Restate the full listing word for word and leave the pictures out.

──────────

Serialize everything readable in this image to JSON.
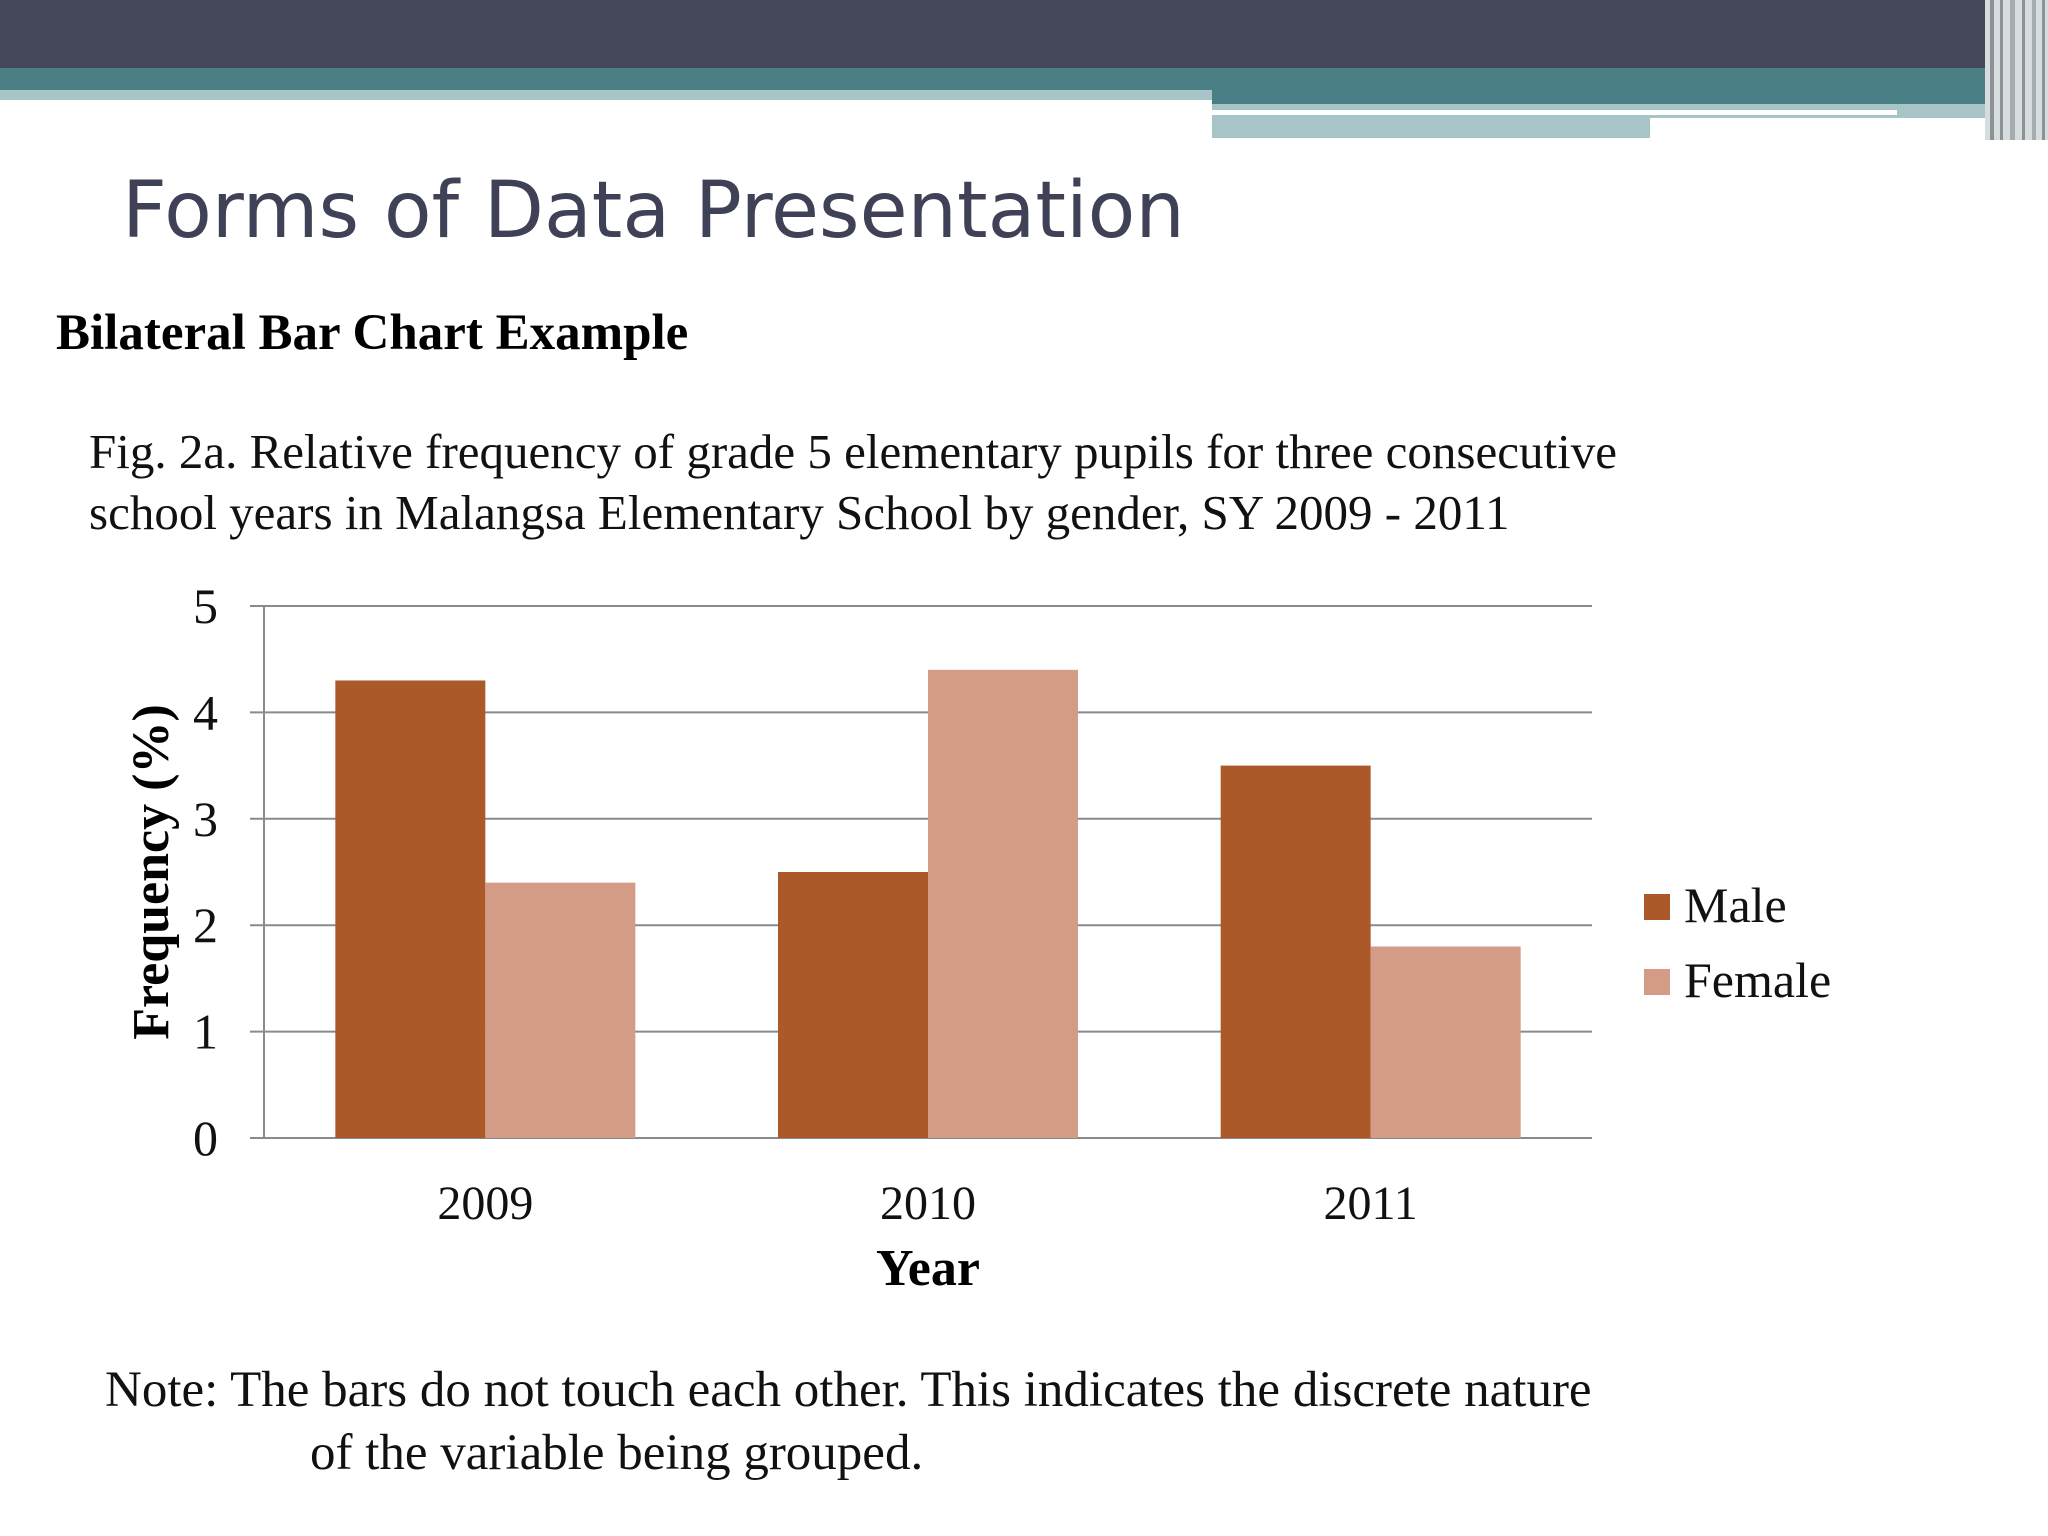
{
  "slide": {
    "title": "Forms of Data Presentation",
    "subtitle": "Bilateral Bar Chart Example",
    "caption_line1": "Fig. 2a. Relative frequency of grade 5 elementary pupils for three consecutive",
    "caption_line2": "school years in Malangsa Elementary School by gender, SY 2009 - 2011",
    "note_line1": "Note: The bars do not touch each other. This indicates the discrete nature",
    "note_line2": "of the variable being grouped."
  },
  "colors": {
    "header_dark": "#45475a",
    "header_teal": "#4a7f86",
    "header_light": "#a7c4c6",
    "title_text": "#3f4156",
    "male": "#ab5928",
    "female": "#d49c87",
    "grid": "#8a8a8a"
  },
  "chart_data": {
    "type": "bar",
    "categories": [
      "2009",
      "2010",
      "2011"
    ],
    "series": [
      {
        "name": "Male",
        "values": [
          4.3,
          2.5,
          3.5
        ],
        "color": "#ab5928"
      },
      {
        "name": "Female",
        "values": [
          2.4,
          4.4,
          1.8
        ],
        "color": "#d49c87"
      }
    ],
    "title": "",
    "xlabel": "Year",
    "ylabel": "Frequency (%)",
    "ylim": [
      0,
      5
    ],
    "yticks": [
      "0",
      "1",
      "2",
      "3",
      "4",
      "5"
    ],
    "grid": true,
    "legend_position": "right"
  }
}
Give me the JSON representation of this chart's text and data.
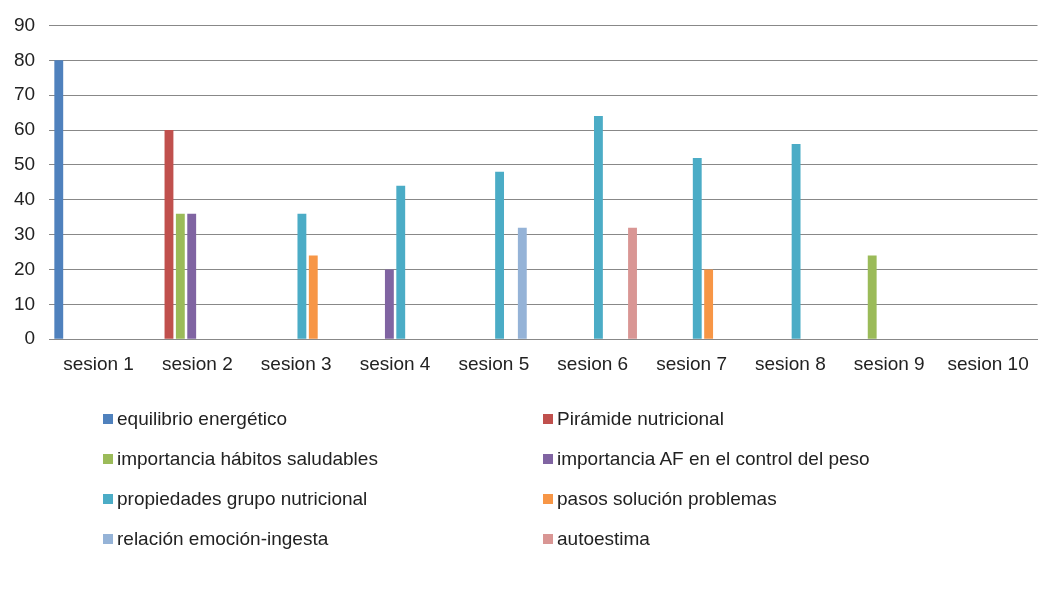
{
  "chart_data": {
    "type": "bar",
    "categories": [
      "sesion 1",
      "sesion 2",
      "sesion 3",
      "sesion 4",
      "sesion 5",
      "sesion 6",
      "sesion 7",
      "sesion 8",
      "sesion 9",
      "sesion 10"
    ],
    "series": [
      {
        "name": "equilibrio energético",
        "color": "#4f81bd",
        "values": [
          80,
          null,
          null,
          null,
          null,
          null,
          null,
          null,
          null,
          null
        ]
      },
      {
        "name": "Pirámide nutricional",
        "color": "#c0504d",
        "values": [
          null,
          60,
          null,
          null,
          null,
          null,
          null,
          null,
          null,
          null
        ]
      },
      {
        "name": "importancia hábitos saludables",
        "color": "#9bbb59",
        "values": [
          null,
          36,
          null,
          null,
          null,
          null,
          null,
          null,
          24,
          null
        ]
      },
      {
        "name": "importancia AF en el control del peso",
        "color": "#8064a2",
        "values": [
          null,
          36,
          null,
          20,
          null,
          null,
          null,
          null,
          null,
          null
        ]
      },
      {
        "name": "propiedades grupo nutricional",
        "color": "#4bacc6",
        "values": [
          null,
          null,
          36,
          44,
          48,
          64,
          52,
          56,
          null,
          null
        ]
      },
      {
        "name": "pasos solución problemas",
        "color": "#f79646",
        "values": [
          null,
          null,
          24,
          null,
          null,
          null,
          20,
          null,
          null,
          null
        ]
      },
      {
        "name": "relación emoción-ingesta",
        "color": "#95b3d7",
        "values": [
          null,
          null,
          null,
          null,
          32,
          null,
          null,
          null,
          null,
          null
        ]
      },
      {
        "name": "autoestima",
        "color": "#d99694",
        "values": [
          null,
          null,
          null,
          null,
          null,
          32,
          null,
          null,
          null,
          null
        ]
      }
    ],
    "ylim": [
      0,
      90
    ],
    "yticks": [
      0,
      10,
      20,
      30,
      40,
      50,
      60,
      70,
      80,
      90
    ],
    "grid": "y",
    "legend": "bottom"
  }
}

──────────

**TASK RESPONSE:**
Serialize everything readable in this image to JSON.
{
  "slide": {
    "title": "Forms of Data Presentation",
    "subtitle": "Bilateral Bar Chart Example",
    "caption_line1": "Fig. 2a. Relative frequency of grade 5 elementary pupils for three consecutive",
    "caption_line2": "school years in Malangsa Elementary School by gender, SY 2009 - 2011",
    "note_line1": "Note: The bars do not touch each other. This indicates the discrete nature",
    "note_line2": "of the variable being grouped."
  },
  "colors": {
    "header_dark": "#45475a",
    "header_teal": "#4a7f86",
    "header_light": "#a7c4c6",
    "title_text": "#3f4156",
    "male": "#ab5928",
    "female": "#d49c87",
    "grid": "#8a8a8a"
  },
  "chart_data": {
    "type": "bar",
    "categories": [
      "2009",
      "2010",
      "2011"
    ],
    "series": [
      {
        "name": "Male",
        "values": [
          4.3,
          2.5,
          3.5
        ],
        "color": "#ab5928"
      },
      {
        "name": "Female",
        "values": [
          2.4,
          4.4,
          1.8
        ],
        "color": "#d49c87"
      }
    ],
    "title": "",
    "xlabel": "Year",
    "ylabel": "Frequency (%)",
    "ylim": [
      0,
      5
    ],
    "yticks": [
      "0",
      "1",
      "2",
      "3",
      "4",
      "5"
    ],
    "grid": true,
    "legend_position": "right"
  }
}
Give me the JSON representation of this chart's text and data.
{
  "chart_data": {
    "type": "bar",
    "categories": [
      "sesion 1",
      "sesion 2",
      "sesion 3",
      "sesion 4",
      "sesion 5",
      "sesion 6",
      "sesion 7",
      "sesion 8",
      "sesion 9",
      "sesion 10"
    ],
    "series": [
      {
        "name": "equilibrio energético",
        "color": "#4f81bd",
        "values": [
          80,
          null,
          null,
          null,
          null,
          null,
          null,
          null,
          null,
          null
        ]
      },
      {
        "name": "Pirámide nutricional",
        "color": "#c0504d",
        "values": [
          null,
          60,
          null,
          null,
          null,
          null,
          null,
          null,
          null,
          null
        ]
      },
      {
        "name": "importancia hábitos saludables",
        "color": "#9bbb59",
        "values": [
          null,
          36,
          null,
          null,
          null,
          null,
          null,
          null,
          24,
          null
        ]
      },
      {
        "name": "importancia AF en el control del peso",
        "color": "#8064a2",
        "values": [
          null,
          36,
          null,
          20,
          null,
          null,
          null,
          null,
          null,
          null
        ]
      },
      {
        "name": "propiedades grupo nutricional",
        "color": "#4bacc6",
        "values": [
          null,
          null,
          36,
          44,
          48,
          64,
          52,
          56,
          null,
          null
        ]
      },
      {
        "name": "pasos solución problemas",
        "color": "#f79646",
        "values": [
          null,
          null,
          24,
          null,
          null,
          null,
          20,
          null,
          null,
          null
        ]
      },
      {
        "name": "relación emoción-ingesta",
        "color": "#95b3d7",
        "values": [
          null,
          null,
          null,
          null,
          32,
          null,
          null,
          null,
          null,
          null
        ]
      },
      {
        "name": "autoestima",
        "color": "#d99694",
        "values": [
          null,
          null,
          null,
          null,
          null,
          32,
          null,
          null,
          null,
          null
        ]
      }
    ],
    "ylim": [
      0,
      90
    ],
    "yticks": [
      0,
      10,
      20,
      30,
      40,
      50,
      60,
      70,
      80,
      90
    ],
    "grid": "y",
    "legend": "bottom"
  }
}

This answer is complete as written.